■ **Exercise objective**: Show each line that has the string "roboto" in it.

++++ Given data

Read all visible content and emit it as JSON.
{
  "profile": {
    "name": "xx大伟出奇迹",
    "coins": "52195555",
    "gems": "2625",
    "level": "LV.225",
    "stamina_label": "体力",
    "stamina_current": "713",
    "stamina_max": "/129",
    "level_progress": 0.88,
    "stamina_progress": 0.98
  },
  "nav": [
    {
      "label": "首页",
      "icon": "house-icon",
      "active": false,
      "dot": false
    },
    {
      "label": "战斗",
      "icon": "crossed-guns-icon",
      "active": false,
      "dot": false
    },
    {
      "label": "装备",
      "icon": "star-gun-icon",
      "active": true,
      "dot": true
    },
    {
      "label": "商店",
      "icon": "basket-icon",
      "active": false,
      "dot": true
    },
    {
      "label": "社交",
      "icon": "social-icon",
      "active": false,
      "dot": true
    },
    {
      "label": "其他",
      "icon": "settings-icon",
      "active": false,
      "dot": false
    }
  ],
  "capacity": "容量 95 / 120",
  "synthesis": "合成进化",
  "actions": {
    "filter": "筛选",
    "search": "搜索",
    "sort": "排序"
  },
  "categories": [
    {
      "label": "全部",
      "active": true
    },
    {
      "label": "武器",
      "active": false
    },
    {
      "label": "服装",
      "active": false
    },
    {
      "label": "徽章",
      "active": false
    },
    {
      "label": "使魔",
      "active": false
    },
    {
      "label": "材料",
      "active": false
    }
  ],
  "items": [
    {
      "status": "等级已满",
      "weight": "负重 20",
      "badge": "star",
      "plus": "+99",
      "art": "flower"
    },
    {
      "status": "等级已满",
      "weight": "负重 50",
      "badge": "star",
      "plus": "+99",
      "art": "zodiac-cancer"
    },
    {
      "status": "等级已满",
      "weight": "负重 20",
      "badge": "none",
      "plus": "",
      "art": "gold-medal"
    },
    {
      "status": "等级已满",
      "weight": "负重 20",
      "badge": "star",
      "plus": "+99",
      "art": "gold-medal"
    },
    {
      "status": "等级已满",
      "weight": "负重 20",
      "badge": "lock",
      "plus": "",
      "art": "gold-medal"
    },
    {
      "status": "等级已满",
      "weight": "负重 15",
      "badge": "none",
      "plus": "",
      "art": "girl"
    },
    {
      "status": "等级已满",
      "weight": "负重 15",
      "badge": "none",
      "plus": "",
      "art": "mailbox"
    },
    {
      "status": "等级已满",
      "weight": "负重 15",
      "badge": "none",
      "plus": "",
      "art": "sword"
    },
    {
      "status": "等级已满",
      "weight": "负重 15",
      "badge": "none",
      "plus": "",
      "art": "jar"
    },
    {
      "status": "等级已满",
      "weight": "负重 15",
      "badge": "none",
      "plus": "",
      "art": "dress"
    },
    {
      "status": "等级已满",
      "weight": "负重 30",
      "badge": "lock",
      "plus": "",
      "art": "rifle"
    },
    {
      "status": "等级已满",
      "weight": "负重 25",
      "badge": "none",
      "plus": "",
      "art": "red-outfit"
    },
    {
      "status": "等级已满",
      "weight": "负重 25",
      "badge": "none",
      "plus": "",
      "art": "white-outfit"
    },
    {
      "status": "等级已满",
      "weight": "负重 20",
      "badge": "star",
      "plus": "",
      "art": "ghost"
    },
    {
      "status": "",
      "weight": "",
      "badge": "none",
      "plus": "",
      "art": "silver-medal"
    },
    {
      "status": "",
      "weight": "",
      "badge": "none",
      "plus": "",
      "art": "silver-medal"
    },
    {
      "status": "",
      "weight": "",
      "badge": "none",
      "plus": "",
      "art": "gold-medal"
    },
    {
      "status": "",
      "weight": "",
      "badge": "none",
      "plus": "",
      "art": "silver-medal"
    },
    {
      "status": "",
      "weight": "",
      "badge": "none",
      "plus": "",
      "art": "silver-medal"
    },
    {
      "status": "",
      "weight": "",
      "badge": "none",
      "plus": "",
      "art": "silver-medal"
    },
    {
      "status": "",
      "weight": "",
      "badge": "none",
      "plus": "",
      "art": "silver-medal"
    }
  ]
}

++++++++
++++ Given data

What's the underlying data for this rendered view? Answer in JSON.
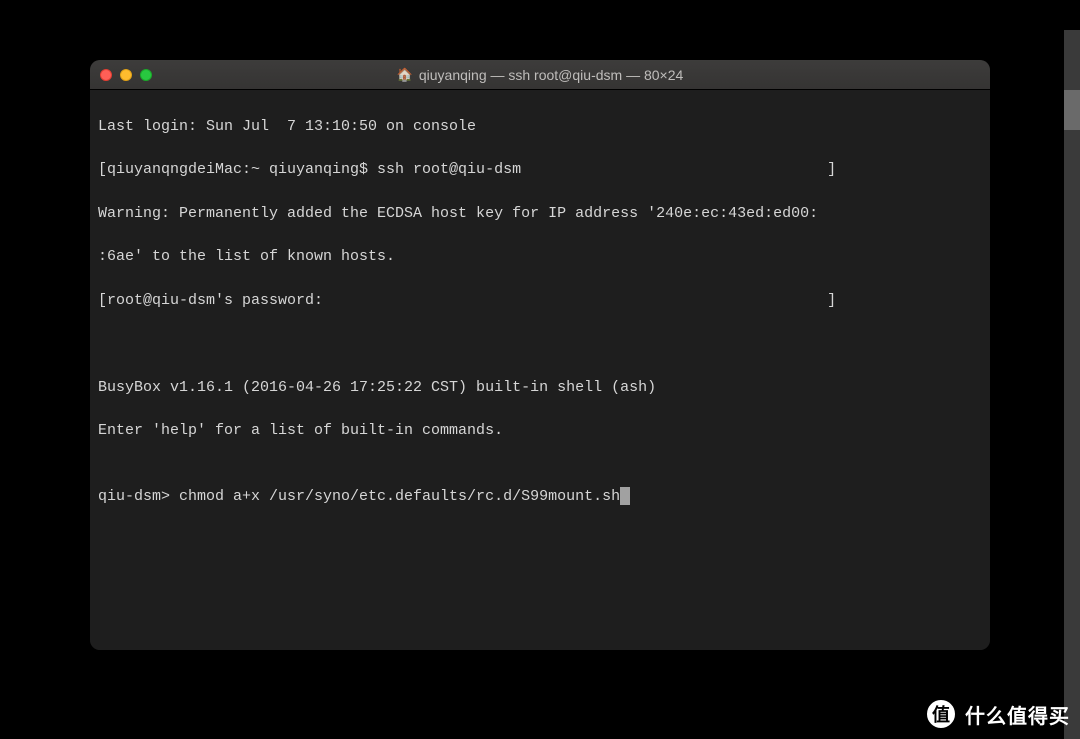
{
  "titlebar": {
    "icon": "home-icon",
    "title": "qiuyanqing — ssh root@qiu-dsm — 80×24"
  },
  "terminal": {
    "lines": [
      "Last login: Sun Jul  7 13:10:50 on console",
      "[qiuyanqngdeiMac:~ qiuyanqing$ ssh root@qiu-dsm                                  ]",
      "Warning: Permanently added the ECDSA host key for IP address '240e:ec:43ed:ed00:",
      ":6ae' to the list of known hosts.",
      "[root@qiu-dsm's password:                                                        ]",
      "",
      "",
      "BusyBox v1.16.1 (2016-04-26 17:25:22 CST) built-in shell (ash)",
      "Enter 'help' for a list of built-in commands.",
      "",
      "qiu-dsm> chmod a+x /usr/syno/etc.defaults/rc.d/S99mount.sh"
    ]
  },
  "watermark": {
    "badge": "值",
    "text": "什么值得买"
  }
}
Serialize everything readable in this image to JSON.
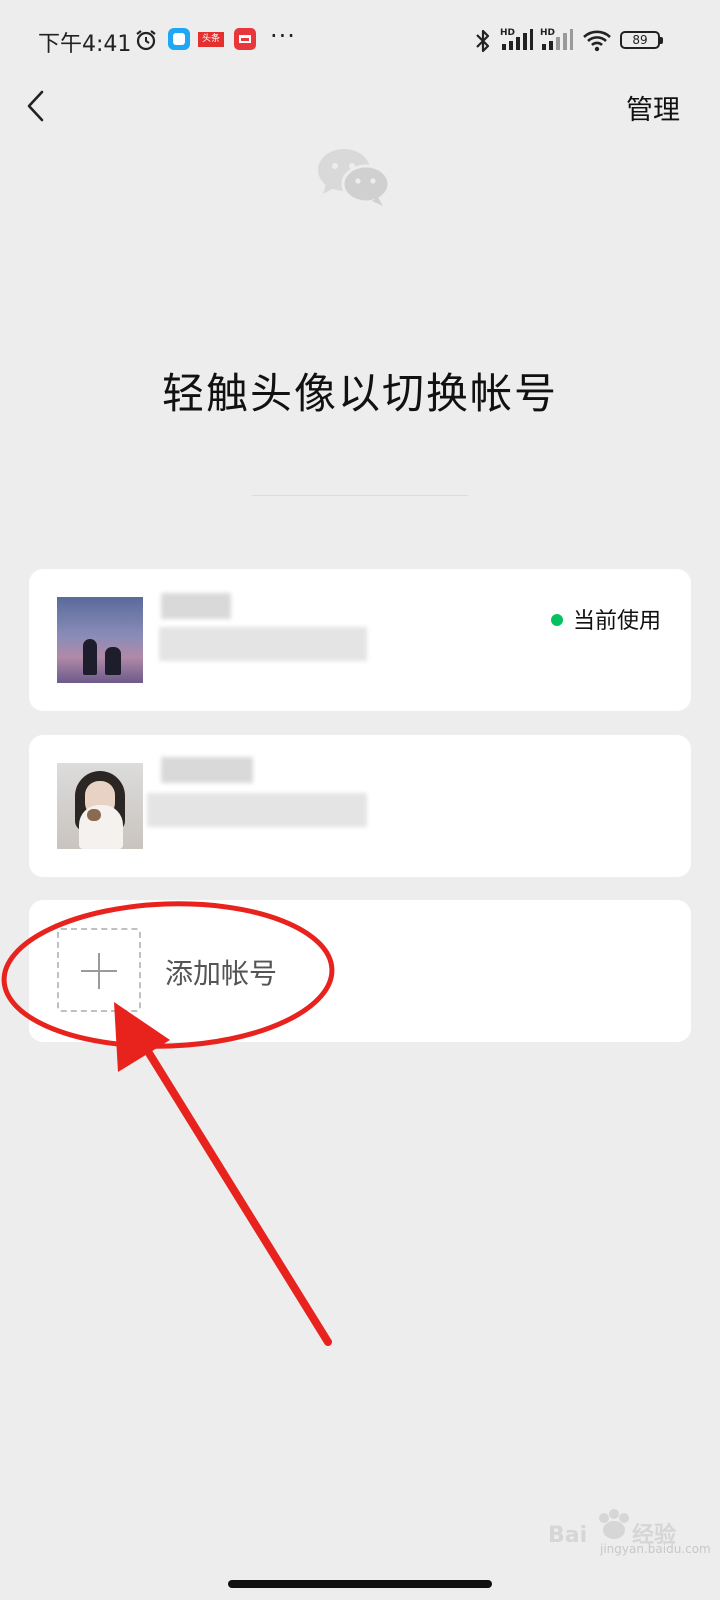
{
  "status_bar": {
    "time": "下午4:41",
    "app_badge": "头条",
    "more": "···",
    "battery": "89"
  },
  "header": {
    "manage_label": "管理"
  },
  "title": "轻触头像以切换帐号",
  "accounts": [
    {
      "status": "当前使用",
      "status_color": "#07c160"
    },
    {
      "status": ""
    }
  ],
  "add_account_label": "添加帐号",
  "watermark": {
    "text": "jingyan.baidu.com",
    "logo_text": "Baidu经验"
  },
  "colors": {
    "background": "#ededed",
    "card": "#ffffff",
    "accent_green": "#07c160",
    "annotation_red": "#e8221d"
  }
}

++++++++
++++ Given data

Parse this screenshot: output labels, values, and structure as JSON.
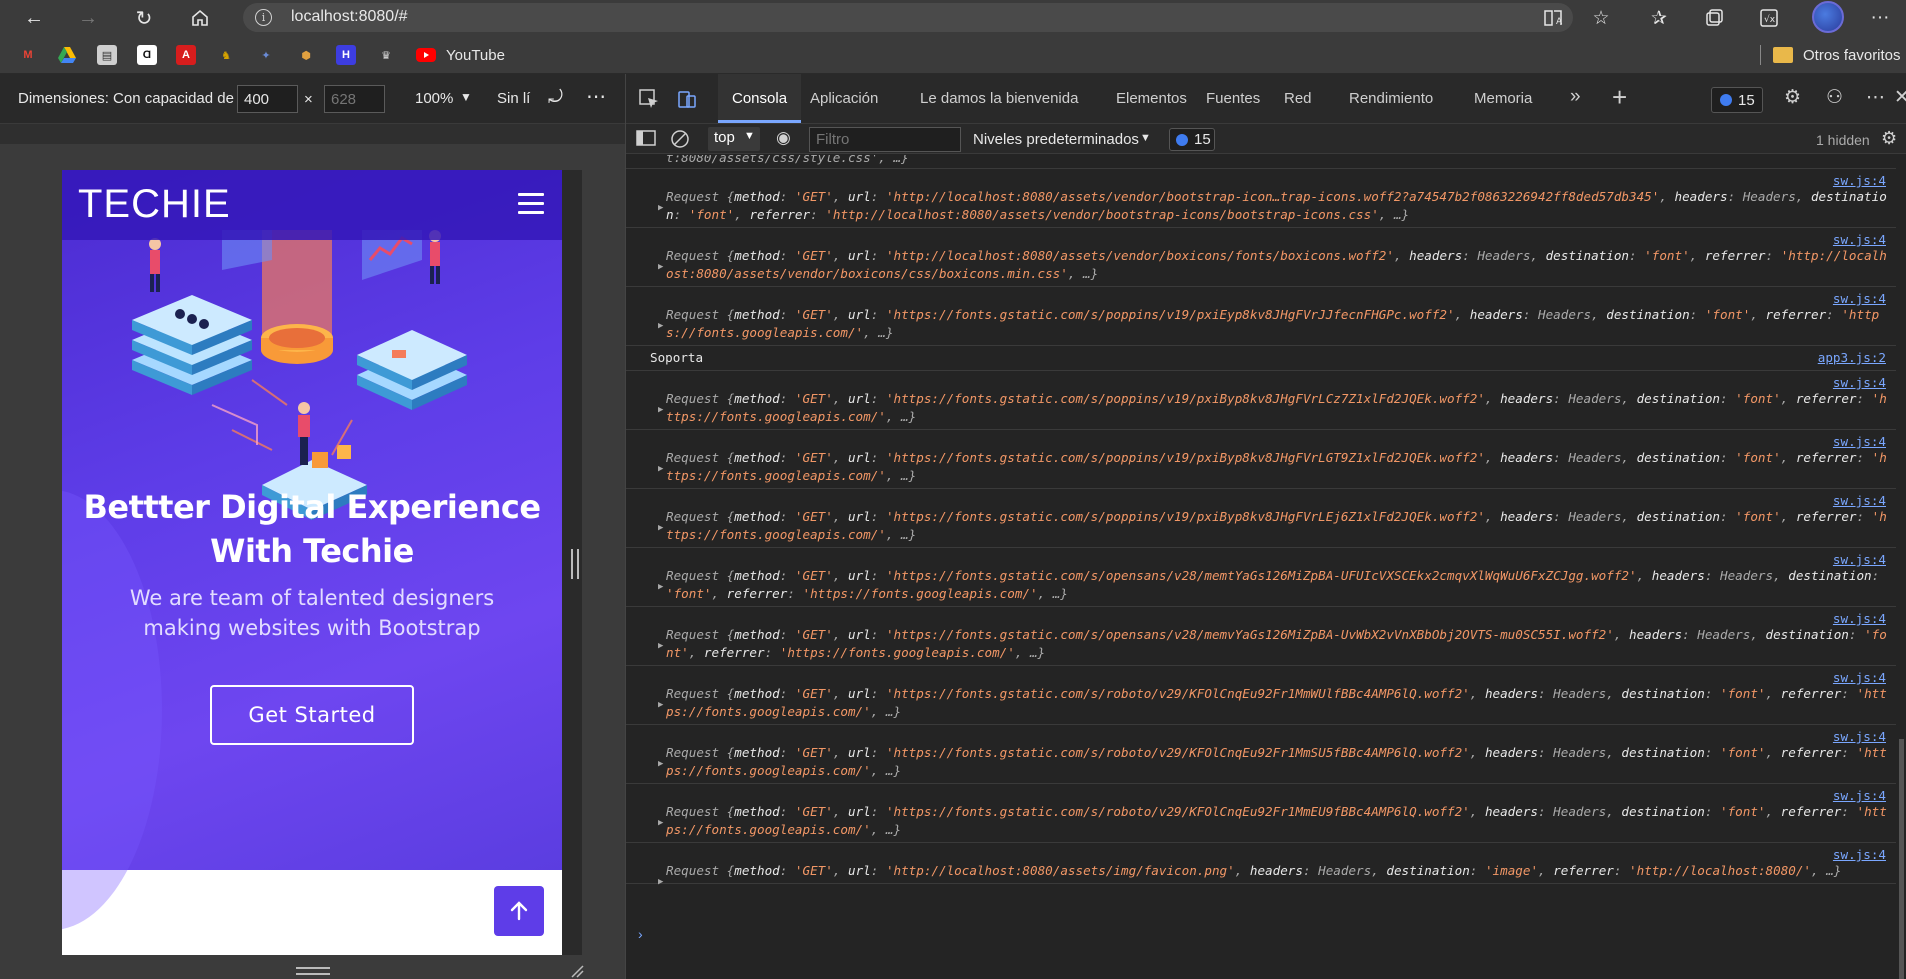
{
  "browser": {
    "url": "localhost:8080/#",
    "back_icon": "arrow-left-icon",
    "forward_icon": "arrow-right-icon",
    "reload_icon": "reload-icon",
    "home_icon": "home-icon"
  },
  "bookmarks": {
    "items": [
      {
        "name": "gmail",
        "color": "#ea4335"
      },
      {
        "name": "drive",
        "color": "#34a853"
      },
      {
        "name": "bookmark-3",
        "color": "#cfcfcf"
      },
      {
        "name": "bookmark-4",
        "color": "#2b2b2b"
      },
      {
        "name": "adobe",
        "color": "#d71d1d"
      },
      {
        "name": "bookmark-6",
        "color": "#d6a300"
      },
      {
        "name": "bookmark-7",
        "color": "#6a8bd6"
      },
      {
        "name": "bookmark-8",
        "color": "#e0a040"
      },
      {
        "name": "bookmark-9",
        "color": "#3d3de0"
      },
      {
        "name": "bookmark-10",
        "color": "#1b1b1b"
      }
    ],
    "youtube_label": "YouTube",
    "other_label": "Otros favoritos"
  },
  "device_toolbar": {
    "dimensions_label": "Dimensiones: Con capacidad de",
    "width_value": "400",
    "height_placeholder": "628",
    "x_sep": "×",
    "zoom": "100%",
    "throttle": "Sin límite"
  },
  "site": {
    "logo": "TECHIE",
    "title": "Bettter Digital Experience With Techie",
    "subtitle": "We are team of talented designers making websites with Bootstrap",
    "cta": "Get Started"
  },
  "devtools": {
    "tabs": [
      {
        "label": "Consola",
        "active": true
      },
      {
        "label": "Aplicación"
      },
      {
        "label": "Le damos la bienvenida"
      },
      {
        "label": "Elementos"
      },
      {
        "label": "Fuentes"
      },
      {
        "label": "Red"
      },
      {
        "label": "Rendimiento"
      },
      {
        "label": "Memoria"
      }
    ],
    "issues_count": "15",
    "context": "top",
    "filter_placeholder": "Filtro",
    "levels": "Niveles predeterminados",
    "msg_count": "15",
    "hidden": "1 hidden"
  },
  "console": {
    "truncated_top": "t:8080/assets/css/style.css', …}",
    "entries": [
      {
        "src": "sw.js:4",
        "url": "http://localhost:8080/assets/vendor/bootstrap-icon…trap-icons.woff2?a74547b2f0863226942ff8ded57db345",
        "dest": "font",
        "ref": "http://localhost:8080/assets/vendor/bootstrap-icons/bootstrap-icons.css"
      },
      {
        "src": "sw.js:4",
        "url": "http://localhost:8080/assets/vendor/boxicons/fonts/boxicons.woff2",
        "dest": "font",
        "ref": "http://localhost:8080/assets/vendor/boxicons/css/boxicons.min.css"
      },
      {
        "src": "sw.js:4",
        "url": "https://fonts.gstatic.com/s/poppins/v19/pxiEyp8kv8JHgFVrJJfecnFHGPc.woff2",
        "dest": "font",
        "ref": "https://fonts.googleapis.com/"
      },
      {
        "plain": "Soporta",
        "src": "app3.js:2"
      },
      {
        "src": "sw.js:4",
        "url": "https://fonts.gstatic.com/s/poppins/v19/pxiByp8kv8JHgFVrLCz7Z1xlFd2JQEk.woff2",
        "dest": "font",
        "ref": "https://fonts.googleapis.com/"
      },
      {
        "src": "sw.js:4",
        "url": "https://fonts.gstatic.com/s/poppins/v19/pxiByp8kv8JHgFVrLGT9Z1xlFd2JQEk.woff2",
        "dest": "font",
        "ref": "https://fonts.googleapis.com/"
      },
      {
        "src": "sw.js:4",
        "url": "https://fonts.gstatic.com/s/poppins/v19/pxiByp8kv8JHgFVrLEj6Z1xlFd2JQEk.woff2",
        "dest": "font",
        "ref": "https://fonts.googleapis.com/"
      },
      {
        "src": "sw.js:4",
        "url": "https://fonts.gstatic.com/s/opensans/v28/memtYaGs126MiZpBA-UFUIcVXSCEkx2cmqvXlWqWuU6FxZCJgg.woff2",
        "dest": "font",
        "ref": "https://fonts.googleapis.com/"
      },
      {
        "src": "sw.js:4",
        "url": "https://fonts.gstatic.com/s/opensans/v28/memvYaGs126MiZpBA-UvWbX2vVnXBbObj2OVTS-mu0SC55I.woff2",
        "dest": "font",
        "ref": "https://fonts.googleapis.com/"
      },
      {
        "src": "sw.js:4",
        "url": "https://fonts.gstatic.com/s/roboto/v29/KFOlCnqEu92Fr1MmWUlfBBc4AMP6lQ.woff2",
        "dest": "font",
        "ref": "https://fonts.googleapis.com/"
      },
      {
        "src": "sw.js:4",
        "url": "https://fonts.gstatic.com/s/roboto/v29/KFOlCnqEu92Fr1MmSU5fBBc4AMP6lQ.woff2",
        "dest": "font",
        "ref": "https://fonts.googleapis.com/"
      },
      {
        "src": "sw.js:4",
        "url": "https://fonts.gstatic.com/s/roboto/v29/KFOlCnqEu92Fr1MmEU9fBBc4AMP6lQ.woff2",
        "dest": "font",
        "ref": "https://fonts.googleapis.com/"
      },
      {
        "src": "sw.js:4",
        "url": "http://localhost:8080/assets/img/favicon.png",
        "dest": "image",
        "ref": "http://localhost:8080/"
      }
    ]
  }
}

++++++++

■ **Correct result**:
        "url": "https://fonts.gstatic.com/s/roboto/v29/KFOlCnqEu92Fr1MmWUlfBBc4AMP6lQ.woff2",
        "url": "https://fonts.gstatic.com/s/roboto/v29/KFOlCnqEu92Fr1MmSU5fBBc4AMP6lQ.woff2",
        "url": "https://fonts.gstatic.com/s/roboto/v29/KFOlCnqEu92Fr1MmEU9fBBc4AMP6lQ.woff2",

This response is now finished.